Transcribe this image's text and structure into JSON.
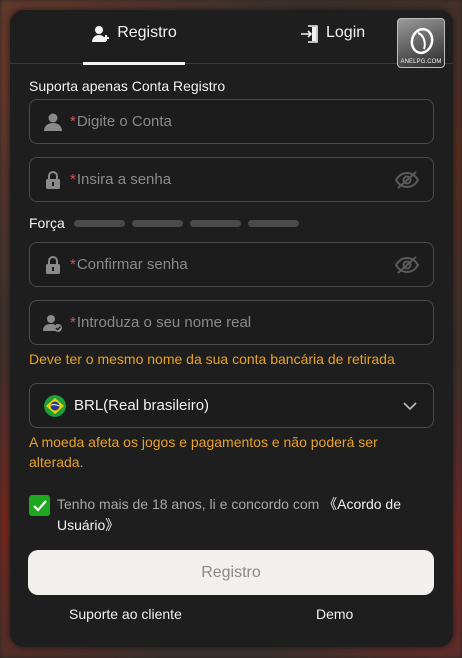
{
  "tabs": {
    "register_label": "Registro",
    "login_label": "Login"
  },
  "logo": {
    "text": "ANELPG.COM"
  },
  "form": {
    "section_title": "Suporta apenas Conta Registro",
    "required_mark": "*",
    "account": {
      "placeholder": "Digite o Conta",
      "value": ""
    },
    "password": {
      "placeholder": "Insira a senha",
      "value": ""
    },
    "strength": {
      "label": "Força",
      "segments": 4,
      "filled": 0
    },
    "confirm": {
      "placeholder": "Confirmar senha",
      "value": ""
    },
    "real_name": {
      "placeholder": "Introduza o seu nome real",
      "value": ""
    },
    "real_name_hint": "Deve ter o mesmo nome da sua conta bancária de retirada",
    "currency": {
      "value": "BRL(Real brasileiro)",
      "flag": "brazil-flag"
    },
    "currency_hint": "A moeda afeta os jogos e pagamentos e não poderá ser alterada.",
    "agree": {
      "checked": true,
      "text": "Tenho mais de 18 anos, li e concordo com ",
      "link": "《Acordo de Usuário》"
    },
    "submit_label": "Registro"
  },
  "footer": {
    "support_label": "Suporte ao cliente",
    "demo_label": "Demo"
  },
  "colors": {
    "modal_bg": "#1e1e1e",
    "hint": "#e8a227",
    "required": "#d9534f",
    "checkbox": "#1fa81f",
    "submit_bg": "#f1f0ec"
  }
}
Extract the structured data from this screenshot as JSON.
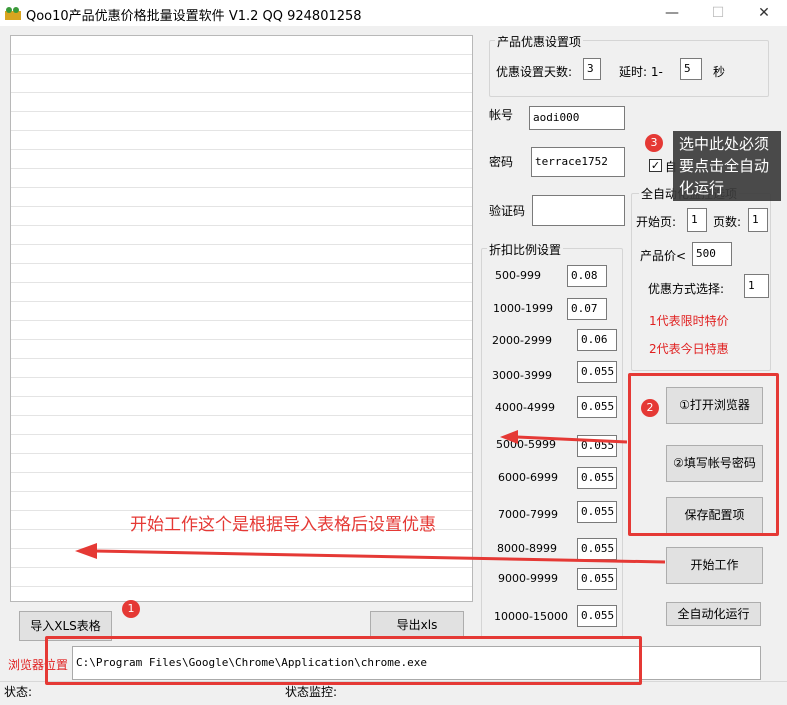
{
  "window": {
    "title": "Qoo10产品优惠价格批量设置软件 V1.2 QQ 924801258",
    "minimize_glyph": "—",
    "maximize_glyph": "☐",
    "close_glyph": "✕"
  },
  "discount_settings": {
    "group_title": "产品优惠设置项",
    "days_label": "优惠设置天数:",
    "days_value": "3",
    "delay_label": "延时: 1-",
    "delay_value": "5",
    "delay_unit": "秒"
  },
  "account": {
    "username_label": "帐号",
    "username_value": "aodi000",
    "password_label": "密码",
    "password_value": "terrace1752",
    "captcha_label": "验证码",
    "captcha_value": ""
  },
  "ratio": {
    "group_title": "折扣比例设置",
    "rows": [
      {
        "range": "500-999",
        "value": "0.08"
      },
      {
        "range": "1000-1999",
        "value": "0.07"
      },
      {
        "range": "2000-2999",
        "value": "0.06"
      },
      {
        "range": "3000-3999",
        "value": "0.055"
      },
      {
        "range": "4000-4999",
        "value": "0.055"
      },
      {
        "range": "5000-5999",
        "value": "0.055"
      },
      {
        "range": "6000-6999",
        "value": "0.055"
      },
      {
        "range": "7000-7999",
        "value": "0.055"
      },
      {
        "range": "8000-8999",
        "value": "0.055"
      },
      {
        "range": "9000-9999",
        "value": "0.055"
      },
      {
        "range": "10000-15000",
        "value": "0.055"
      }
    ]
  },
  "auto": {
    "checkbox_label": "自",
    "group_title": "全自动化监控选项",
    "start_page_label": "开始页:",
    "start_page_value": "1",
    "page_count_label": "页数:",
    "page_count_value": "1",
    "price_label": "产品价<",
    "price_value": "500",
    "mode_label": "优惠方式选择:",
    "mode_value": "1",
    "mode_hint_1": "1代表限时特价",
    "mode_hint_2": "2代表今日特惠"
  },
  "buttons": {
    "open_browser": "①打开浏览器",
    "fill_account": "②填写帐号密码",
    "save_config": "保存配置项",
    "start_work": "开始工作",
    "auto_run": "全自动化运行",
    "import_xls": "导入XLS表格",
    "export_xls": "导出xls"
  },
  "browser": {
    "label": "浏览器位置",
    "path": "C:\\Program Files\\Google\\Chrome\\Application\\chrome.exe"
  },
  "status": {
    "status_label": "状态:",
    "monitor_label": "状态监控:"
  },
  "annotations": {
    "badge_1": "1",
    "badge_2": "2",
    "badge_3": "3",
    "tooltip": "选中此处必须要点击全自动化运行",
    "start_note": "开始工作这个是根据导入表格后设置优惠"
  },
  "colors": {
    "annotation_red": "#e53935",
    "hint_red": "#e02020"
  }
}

···

EXERCISE: Track down the lines that include the word "Registro" and copy them.

WORKED SOLUTION:
    "register_label": "Registro",
    "section_title": "Suporta apenas Conta Registro",
    "submit_label": "Registro"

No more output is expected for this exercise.